* **WHAT NEEDS TO BE DONE**:
Search the records below for the string "pandemia" and copy each line where it turns up.

Dataset excerpts
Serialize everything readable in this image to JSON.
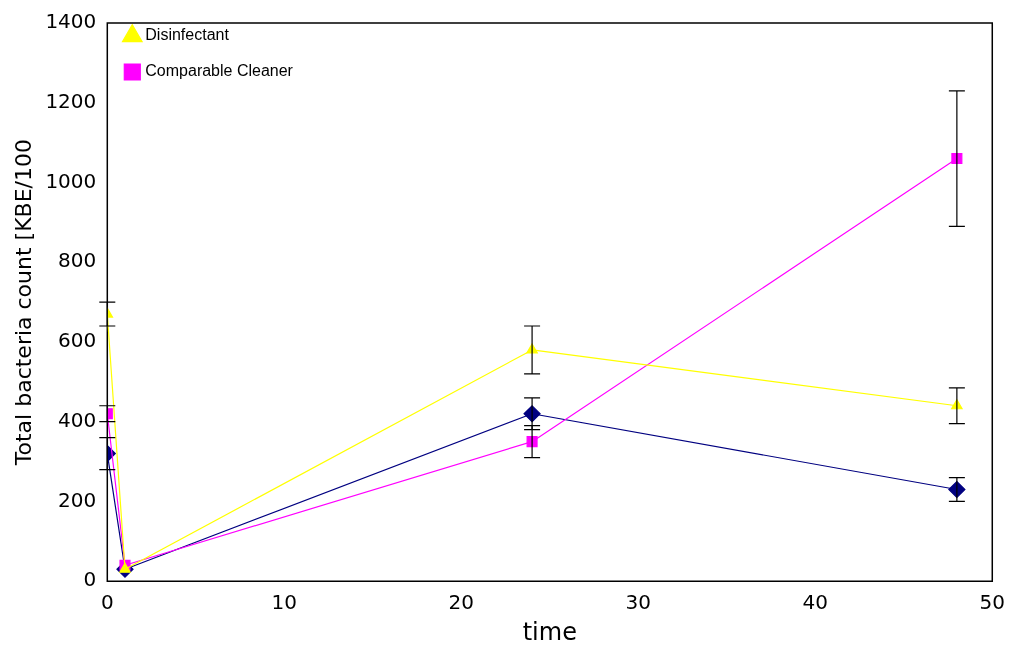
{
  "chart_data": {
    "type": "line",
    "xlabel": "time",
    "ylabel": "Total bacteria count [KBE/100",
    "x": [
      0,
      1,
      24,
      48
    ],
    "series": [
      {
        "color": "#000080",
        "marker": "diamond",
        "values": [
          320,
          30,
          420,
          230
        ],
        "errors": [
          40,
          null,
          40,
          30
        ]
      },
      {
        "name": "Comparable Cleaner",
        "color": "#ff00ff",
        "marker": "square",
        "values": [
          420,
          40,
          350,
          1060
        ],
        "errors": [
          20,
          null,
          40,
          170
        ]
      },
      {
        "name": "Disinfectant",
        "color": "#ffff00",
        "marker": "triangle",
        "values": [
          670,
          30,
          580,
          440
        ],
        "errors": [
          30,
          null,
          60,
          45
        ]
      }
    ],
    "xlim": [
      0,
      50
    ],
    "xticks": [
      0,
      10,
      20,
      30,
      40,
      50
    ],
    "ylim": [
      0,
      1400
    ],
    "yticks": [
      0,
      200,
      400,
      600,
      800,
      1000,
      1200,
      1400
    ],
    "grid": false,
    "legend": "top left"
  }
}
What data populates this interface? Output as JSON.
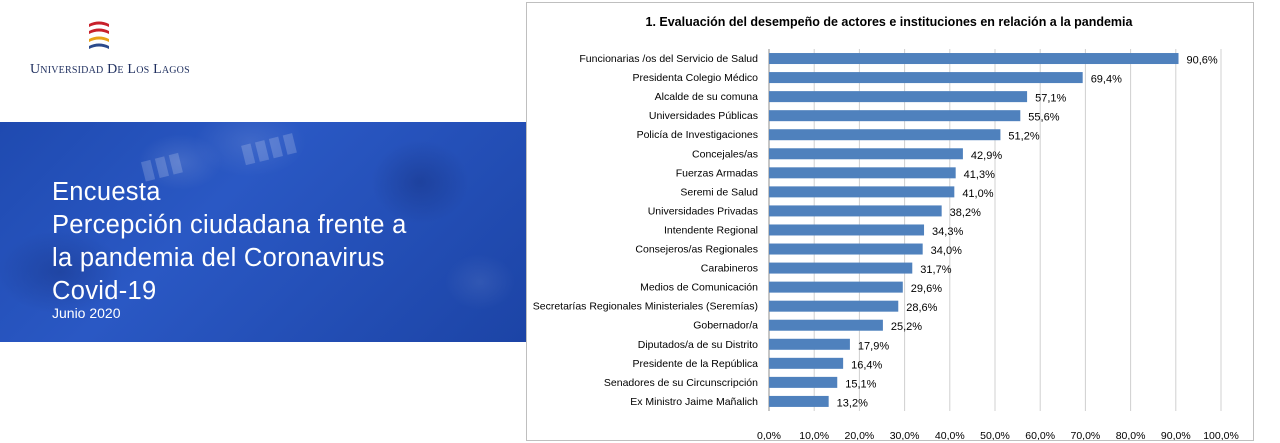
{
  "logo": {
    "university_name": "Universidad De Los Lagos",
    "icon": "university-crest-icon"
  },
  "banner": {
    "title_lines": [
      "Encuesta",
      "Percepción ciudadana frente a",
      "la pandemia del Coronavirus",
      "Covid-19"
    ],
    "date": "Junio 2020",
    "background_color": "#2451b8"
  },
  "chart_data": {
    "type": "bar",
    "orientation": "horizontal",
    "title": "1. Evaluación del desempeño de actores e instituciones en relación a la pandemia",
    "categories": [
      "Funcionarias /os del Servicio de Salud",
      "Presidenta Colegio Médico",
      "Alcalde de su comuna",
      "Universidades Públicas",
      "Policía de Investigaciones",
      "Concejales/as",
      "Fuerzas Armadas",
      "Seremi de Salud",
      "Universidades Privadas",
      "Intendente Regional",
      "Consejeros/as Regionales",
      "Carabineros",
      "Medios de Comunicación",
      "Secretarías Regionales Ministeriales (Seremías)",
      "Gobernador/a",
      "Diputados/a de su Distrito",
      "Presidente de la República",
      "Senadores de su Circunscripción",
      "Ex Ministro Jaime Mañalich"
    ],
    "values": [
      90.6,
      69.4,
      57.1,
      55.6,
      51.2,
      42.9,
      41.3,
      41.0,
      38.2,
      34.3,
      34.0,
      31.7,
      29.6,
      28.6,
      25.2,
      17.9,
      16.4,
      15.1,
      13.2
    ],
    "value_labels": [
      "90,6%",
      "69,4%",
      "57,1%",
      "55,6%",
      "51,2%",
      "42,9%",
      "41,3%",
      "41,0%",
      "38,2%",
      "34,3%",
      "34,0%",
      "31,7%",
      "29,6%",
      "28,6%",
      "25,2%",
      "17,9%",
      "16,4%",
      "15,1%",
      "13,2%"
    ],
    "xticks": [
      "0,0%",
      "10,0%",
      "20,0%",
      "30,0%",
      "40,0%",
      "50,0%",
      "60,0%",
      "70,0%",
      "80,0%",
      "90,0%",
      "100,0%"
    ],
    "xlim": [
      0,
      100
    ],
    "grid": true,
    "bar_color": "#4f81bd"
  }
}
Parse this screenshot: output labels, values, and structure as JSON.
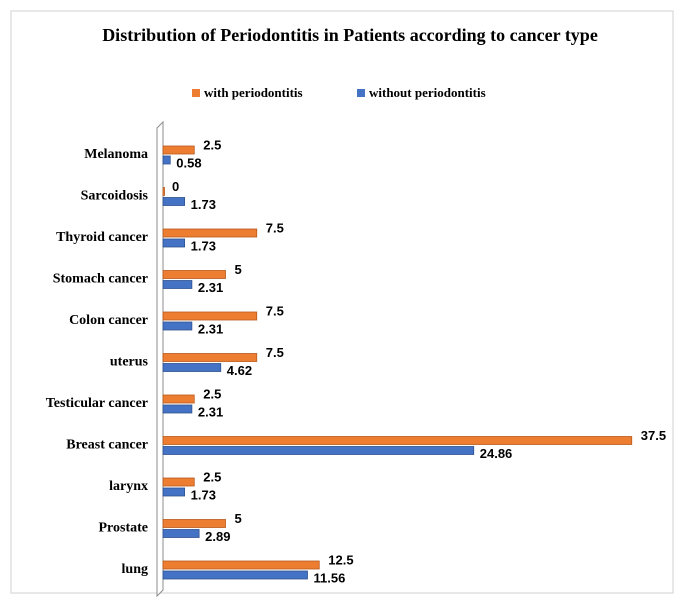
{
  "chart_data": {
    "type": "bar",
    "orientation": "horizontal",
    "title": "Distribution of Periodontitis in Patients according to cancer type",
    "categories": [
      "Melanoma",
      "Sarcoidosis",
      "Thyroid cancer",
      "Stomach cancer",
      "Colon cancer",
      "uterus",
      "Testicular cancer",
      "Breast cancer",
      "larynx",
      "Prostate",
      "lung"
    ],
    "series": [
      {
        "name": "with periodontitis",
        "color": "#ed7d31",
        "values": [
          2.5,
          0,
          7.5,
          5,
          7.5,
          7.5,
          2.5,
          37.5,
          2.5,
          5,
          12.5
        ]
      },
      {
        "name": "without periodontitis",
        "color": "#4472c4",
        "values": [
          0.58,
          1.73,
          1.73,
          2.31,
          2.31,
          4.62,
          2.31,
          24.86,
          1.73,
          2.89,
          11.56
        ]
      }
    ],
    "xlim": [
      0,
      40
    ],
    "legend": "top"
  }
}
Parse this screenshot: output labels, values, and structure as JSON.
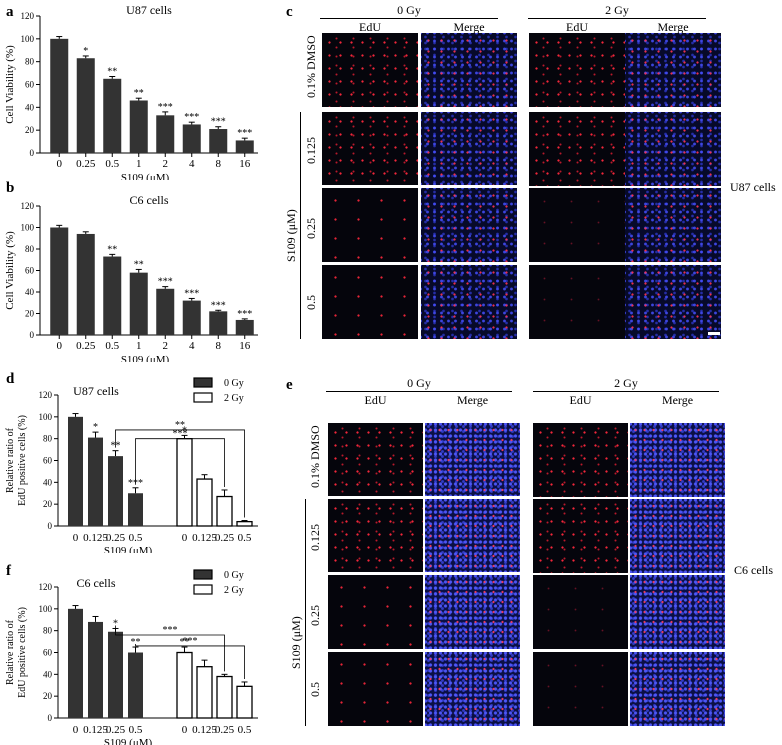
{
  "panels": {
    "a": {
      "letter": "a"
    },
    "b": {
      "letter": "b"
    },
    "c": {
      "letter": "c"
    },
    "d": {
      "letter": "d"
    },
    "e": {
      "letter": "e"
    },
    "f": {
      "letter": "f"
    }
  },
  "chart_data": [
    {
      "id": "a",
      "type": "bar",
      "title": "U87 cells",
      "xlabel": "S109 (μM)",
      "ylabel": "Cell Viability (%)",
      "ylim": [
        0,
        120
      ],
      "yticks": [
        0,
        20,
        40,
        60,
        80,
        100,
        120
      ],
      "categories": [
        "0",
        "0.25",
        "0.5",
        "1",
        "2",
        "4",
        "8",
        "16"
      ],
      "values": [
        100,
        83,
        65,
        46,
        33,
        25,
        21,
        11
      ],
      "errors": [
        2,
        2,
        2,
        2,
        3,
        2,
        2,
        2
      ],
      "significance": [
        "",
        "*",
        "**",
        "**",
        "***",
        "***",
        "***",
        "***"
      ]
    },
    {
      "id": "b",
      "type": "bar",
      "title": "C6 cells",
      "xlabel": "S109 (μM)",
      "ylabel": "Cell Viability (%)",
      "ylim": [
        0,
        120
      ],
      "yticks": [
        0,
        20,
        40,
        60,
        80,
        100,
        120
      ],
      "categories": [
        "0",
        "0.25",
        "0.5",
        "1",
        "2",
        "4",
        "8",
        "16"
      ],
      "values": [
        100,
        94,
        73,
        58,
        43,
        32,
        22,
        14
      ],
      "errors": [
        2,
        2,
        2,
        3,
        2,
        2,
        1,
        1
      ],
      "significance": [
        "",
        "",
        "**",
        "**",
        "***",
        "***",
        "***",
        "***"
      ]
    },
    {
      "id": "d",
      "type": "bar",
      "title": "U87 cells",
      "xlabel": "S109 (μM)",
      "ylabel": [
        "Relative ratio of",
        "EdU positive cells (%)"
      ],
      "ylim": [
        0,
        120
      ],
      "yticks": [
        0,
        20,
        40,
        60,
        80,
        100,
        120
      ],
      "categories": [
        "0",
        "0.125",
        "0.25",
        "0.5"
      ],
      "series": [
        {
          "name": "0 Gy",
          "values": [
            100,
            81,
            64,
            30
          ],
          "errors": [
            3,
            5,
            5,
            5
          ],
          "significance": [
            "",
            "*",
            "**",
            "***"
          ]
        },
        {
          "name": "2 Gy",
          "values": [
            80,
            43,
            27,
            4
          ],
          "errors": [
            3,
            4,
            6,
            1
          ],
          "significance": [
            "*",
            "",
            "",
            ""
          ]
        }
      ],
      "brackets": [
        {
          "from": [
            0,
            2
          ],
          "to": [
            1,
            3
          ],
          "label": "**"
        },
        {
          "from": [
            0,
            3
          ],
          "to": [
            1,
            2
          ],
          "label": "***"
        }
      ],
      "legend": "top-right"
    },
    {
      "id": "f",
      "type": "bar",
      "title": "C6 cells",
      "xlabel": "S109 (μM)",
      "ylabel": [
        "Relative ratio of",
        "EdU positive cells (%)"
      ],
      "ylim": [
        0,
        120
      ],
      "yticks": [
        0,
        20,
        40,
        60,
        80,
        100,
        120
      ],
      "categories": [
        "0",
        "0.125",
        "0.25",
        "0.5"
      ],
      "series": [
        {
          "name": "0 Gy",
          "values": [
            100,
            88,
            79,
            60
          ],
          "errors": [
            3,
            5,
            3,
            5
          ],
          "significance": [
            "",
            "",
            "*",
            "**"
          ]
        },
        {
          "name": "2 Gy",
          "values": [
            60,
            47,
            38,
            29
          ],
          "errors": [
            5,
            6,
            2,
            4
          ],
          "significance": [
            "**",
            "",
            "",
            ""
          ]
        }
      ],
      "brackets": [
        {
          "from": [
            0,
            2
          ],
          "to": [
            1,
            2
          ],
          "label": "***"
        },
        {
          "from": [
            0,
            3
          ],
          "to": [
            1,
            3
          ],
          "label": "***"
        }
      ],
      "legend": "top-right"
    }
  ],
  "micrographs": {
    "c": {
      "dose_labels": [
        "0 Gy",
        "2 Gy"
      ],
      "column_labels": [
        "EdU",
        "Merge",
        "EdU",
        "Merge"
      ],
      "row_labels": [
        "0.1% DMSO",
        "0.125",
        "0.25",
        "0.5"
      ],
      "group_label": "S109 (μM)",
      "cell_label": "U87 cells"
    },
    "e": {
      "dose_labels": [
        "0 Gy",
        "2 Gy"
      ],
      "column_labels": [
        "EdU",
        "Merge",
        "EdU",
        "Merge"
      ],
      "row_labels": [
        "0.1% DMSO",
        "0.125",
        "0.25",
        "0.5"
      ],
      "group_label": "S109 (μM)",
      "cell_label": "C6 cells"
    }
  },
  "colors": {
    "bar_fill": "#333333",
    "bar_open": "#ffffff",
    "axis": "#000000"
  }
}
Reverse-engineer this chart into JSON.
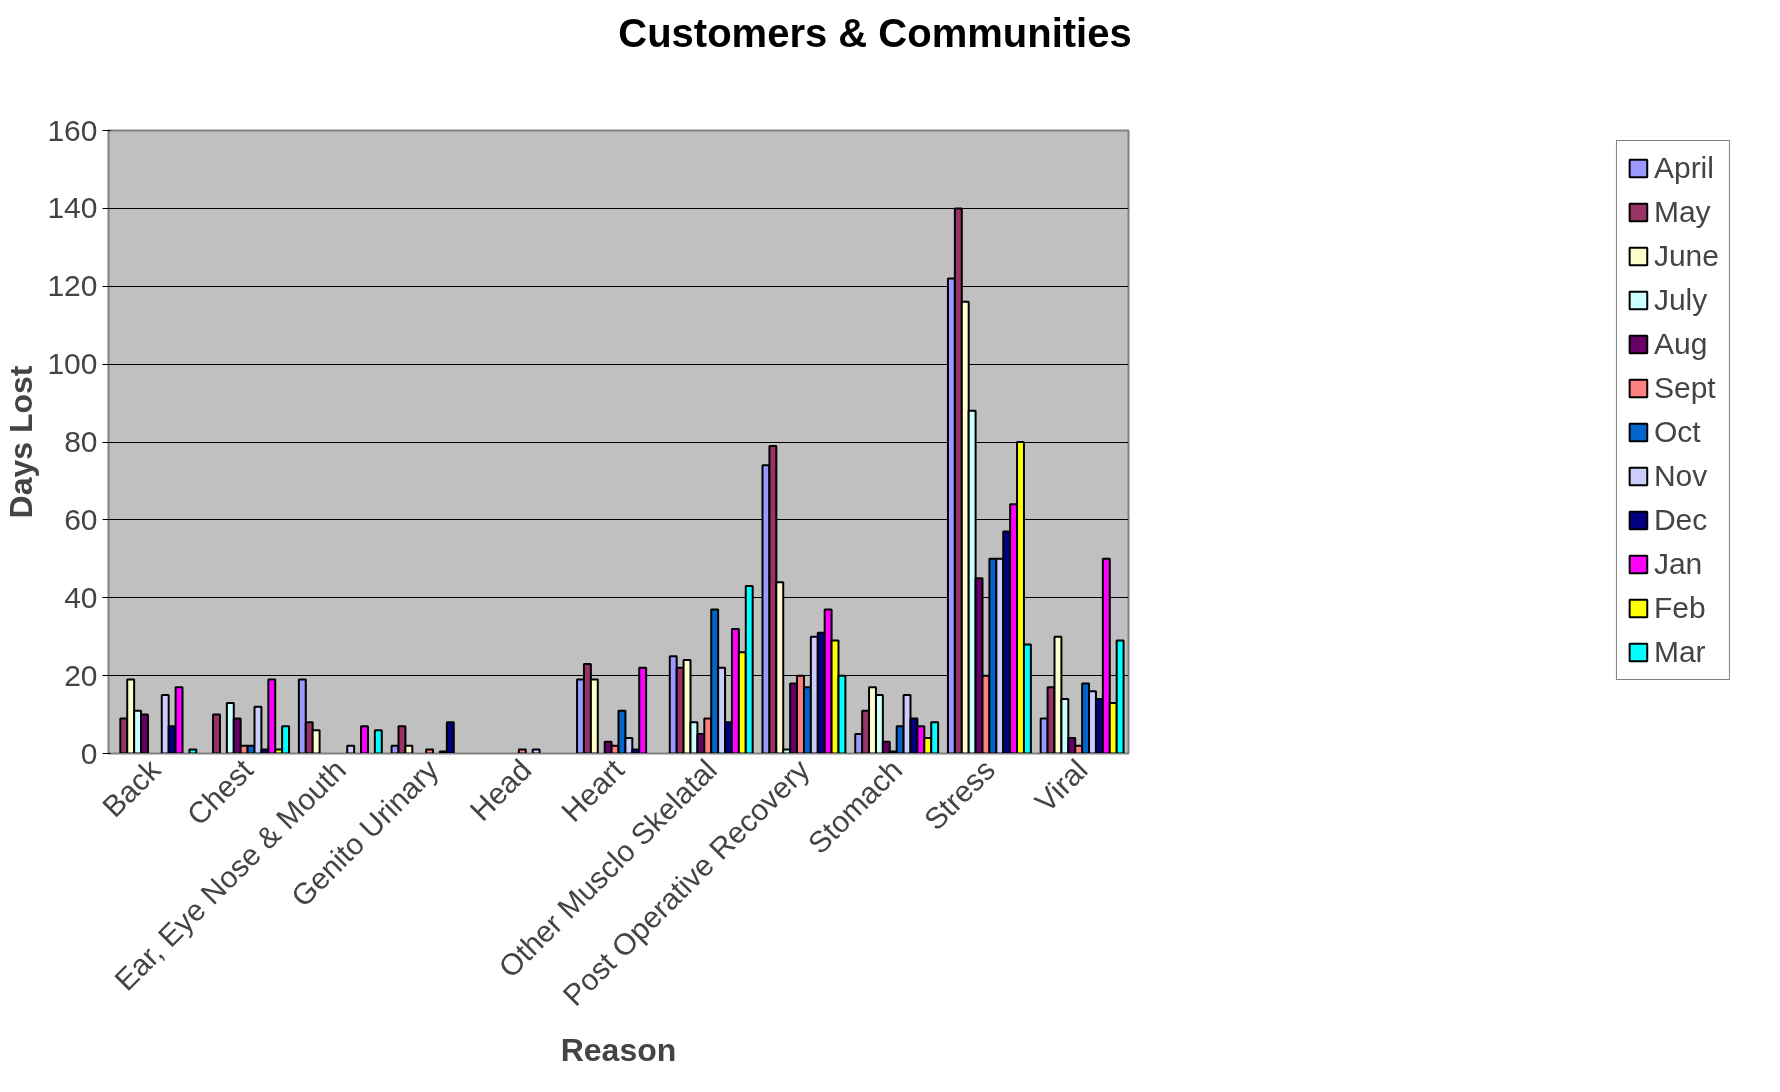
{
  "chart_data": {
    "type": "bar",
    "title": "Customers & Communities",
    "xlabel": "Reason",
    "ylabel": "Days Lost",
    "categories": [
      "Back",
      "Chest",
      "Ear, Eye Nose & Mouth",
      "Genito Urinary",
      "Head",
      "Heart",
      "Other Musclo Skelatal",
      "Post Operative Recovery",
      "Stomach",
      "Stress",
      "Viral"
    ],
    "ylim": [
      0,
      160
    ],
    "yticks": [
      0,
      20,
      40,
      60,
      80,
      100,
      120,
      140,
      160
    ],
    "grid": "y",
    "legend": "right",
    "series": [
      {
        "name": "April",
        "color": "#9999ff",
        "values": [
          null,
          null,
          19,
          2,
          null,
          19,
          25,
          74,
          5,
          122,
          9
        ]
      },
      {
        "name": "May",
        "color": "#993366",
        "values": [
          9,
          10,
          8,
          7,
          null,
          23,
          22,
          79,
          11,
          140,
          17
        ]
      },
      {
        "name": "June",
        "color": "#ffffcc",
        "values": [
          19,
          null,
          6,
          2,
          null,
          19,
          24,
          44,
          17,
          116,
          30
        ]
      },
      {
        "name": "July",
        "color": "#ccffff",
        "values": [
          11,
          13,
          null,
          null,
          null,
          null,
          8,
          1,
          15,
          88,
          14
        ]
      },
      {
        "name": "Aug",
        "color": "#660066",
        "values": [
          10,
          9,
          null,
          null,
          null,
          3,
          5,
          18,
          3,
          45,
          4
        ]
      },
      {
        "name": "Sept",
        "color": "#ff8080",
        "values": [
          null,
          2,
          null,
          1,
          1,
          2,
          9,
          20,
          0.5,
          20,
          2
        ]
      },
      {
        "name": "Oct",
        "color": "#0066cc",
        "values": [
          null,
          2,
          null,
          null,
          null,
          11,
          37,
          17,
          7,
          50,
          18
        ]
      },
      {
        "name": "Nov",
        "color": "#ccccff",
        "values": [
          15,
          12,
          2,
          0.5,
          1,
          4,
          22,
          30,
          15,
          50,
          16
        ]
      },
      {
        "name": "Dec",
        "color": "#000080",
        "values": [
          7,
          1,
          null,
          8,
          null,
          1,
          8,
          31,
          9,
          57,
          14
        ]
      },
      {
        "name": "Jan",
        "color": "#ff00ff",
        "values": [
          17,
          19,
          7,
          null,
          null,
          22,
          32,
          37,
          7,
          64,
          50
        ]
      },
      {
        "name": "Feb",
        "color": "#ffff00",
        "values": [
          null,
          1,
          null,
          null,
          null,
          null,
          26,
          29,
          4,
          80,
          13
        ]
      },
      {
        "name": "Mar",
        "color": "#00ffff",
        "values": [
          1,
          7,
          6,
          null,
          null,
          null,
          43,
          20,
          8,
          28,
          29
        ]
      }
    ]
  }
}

* **EXPECTED ANSWER**:
      "la pandemia del Coronavirus",
    "title": "1. Evaluación del desempeño de actores e instituciones en relación a la pandemia",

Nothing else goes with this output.